## OBJECTIVE 1
From the report on the Kurdish north, copy word for word the part that opens with the words containing "Ankara (Reuters) - An" and closes with "plan of attack.".
## OBJECTIVE 2
Answer these from the report on the Kurdish north:
(a) How many Iraqi government soldiers did Talabani say were stationed on the edge of the enclave?
(b) Which country was Talabani visiting when he gave the interview?
(c) Who was enforcing the no-fly zone over most of the breakaway region?
## OBJECTIVE 3
Please go on with the report on the Kurdish north, starting after its last sentence.

## PAGE TEXT

Ankara (Reuters) - An Iraqi Kurdish leader said yesterday an attack
by
President Saddam Hussein's troops on the Kurdish-held north would
lead to civil war in the Kurdish region. Jalal Talabani said up to
50,000
Iraqi government soldiers were stationed on the edge of the
mountainous Kurdish enclave which broke away from Baghdad's rule
after the 1991 Gulf War, poised with a prepared plan of attack.
"In our area facing us are three Iraqi army corps," Talabani told
Reuters
in an interview during a visit to Turkey. "Altogether there are about
15
divisions facing us, besides some forces from the Republican Guards."
With the help of joint U.S.-British air patrols enforcing a no-fly zone
over
most of the breakaway region, Talabani said his lightly armed Patriotic
Union of Kurdistan (PUK) "peshemerga" fighters were determined to
face any threat.

## SOURCE MATERIAL
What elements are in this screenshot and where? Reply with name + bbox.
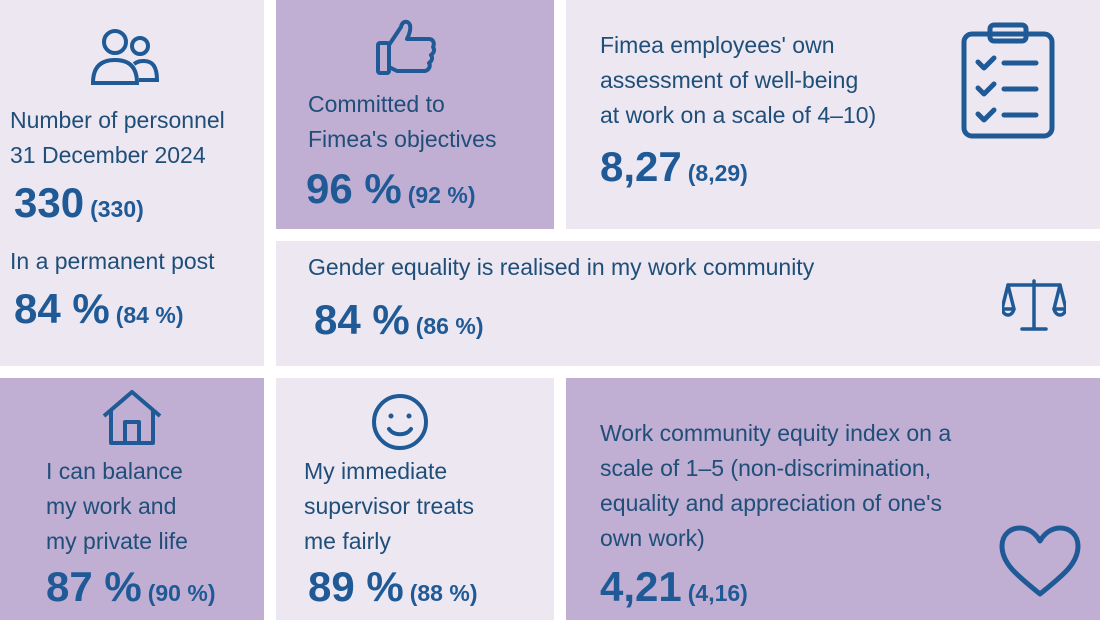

## ANSWER 1
Ankara (Reuters) - An Iraqi Kurdish leader said yesterday an attack
by
President Saddam Hussein's troops on the Kurdish-held north would
lead to civil war in the Kurdish region. Jalal Talabani said up to
50,000
Iraqi government soldiers were stationed on the edge of the
mountainous Kurdish enclave which broke away from Baghdad's rule
after the 1991 Gulf War, poised with a prepared plan of attack.

## ANSWER 2
(a) Up to 50,000.
(b) Turkey.
(c) Joint U.S.-British air patrols.

## ANSWER 3
"They know that we will resist and this will lead to a new civil war
in
Iraqi
Kurdistan," he said. "Perhaps they will succeed in occupying
this or
that town, but the area will turn to a field for partisan war."
Iraq's restive Kurds rose up against Baghdad during the Gulf War, but
an
offensive by government troops forced hundreds of thousands of Kurds
to flee through the mountains. Kurdish peshmergas backed by allied
air
power later succeeded in wresting the area from Baghdad's grip.
Intermittent fighting which then broke out between the PUK and the
rival
Kurdistan Democratic Party (KDP) of Massoud Barzani culminated in
1996 when the KDP, backed by Baghdad's forces overran Talabani's
capital, Sulaymaniyah.
A U.S.-brokered ceasefire followed in 1997. Western diplomats said they
had warned the feuding Kurds they would not come to their aid if they
persisted in their internecine war. "Now we have no war, we have peace
in Kurdistan. This will not give any pretext for the (Iraqi) regime
to
attack
us," said Talabani during his visit to Turkey, which hosts the
U.S.-British
Operation Northern Watch air patrols.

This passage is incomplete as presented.